Each record is to be transcribed exactly.

- - -

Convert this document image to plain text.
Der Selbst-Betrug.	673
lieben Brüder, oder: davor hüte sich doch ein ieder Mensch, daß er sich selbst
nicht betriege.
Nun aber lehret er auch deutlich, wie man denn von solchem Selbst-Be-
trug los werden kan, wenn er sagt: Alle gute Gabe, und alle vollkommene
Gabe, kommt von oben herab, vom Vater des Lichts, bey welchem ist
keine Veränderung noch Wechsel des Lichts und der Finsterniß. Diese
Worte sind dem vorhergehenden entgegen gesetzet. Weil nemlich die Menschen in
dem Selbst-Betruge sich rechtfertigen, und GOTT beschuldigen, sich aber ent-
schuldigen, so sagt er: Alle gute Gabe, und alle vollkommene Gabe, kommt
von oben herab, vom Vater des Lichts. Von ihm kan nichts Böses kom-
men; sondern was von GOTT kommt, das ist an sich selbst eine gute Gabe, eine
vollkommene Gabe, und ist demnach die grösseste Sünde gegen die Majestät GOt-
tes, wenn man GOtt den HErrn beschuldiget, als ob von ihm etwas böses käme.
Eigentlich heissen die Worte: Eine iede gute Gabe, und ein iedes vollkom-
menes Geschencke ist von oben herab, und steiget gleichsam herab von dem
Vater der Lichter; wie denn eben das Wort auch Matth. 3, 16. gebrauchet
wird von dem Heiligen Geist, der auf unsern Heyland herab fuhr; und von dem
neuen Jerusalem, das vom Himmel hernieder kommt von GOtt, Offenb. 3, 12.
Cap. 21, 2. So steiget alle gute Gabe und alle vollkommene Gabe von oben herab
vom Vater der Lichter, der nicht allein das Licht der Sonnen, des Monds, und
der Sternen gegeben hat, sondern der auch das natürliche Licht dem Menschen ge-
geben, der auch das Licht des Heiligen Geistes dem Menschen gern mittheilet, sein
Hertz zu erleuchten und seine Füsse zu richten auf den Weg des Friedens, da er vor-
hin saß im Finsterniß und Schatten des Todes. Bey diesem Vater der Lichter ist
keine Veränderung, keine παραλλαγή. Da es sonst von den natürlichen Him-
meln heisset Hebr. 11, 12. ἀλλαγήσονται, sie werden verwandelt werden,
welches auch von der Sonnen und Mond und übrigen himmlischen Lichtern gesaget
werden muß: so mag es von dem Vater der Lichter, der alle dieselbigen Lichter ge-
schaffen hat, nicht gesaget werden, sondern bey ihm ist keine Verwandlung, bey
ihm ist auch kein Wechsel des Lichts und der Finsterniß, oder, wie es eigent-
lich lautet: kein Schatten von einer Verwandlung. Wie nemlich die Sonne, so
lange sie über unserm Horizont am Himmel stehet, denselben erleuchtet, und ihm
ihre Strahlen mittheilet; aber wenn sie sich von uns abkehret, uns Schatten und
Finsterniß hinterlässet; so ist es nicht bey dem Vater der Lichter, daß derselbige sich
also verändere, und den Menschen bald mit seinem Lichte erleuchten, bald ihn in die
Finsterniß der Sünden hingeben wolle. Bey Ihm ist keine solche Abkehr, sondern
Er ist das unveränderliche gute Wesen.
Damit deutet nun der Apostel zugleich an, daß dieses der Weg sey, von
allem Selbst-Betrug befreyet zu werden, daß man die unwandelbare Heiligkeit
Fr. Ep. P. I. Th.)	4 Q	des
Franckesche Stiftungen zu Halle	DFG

- - -

Reply:
Convert this document image to plain text.
Der Selbst-Betrug.	673
lieben Brüder, oder: davor hüte sich doch ein ieder Mensch, daß er sich selbst
nicht betriege.
Nun aber lehret er auch deutlich, wie man denn von solchem Selbst-Be-
trug los werden kan, wenn er sagt: Alle gute Gabe, und alle vollkommene
Gabe, kommt von oben herab, vom Vater des Lichts, bey welchem ist
keine Veränderung noch Wechsel des Lichts und der Finsterniß. Diese
Worte sind dem vorhergehenden entgegen gesetzet. Weil nemlich die Menschen in
dem Selbst-Betruge sich rechtfertigen, und GOTT beschuldigen, sich aber ent-
schuldigen, so sagt er: Alle gute Gabe, und alle vollkommene Gabe, kommt
von oben herab, vom Vater des Lichts. Von ihm kan nichts Böses kom-
men; sondern was von GOTT kommt, das ist an sich selbst eine gute Gabe, eine
vollkommene Gabe, und ist demnach die grösseste Sünde gegen die Majestät GOt-
tes, wenn man GOtt den HErrn beschuldiget, als ob von ihm etwas böses käme.
Eigentlich heissen die Worte: Eine iede gute Gabe, und ein iedes vollkom-
menes Geschencke ist von oben herab, und steiget gleichsam herab von dem
Vater der Lichter; wie denn eben das Wort auch Matth. 3, 16. gebrauchet
wird von dem Heiligen Geist, der auf unsern Heyland herab fuhr; und von dem
neuen Jerusalem, das vom Himmel hernieder kommt von GOtt, Offenb. 3, 12.
Cap. 21, 2. So steiget alle gute Gabe und alle vollkommene Gabe von oben herab
vom Vater der Lichter, der nicht allein das Licht der Sonnen, des Monds, und
der Sternen gegeben hat, sondern der auch das natürliche Licht dem Menschen ge-
geben, der auch das Licht des Heiligen Geistes dem Menschen gern mittheilet, sein
Hertz zu erleuchten und seine Füsse zu richten auf den Weg des Friedens, da er vor-
hin saß im Finsterniß und Schatten des Todes. Bey diesem Vater der Lichter ist
keine Veränderung, keine παραλλαγή. Da es sonst von den natürlichen Him-
meln heisset Hebr. 11, 12. ἀλλαγήσονται, sie werden verwandelt werden,
welches auch von der Sonnen und Mond und übrigen himmlischen Lichtern gesaget
werden muß: so mag es von dem Vater der Lichter, der alle dieselbigen Lichter ge-
schaffen hat, nicht gesaget werden, sondern bey ihm ist keine Verwandlung, bey
ihm ist auch kein Wechsel des Lichts und der Finsterniß, oder, wie es eigent-
lich lautet: kein Schatten von einer Verwandlung. Wie nemlich die Sonne, so
lange sie über unserm Horizont am Himmel stehet, denselben erleuchtet, und ihm
ihre Strahlen mittheilet; aber wenn sie sich von uns abkehret, uns Schatten und
Finsterniß hinterlässet; so ist es nicht bey dem Vater der Lichter, daß derselbige sich
also verändere, und den Menschen bald mit seinem Lichte erleuchten, bald ihn in die
Finsterniß der Sünden hingeben wolle. Bey Ihm ist keine solche Abkehr, sondern
Er ist das unveränderliche gute Wesen.
Damit deutet nun der Apostel zugleich an, daß dieses der Weg sey, von
allem Selbst-Betrug befreyet zu werden, daß man die unwandelbare Heiligkeit
Fr. Ep. P. I. Th.)	4 Q	des
Franckesche Stiftungen zu Halle	DFG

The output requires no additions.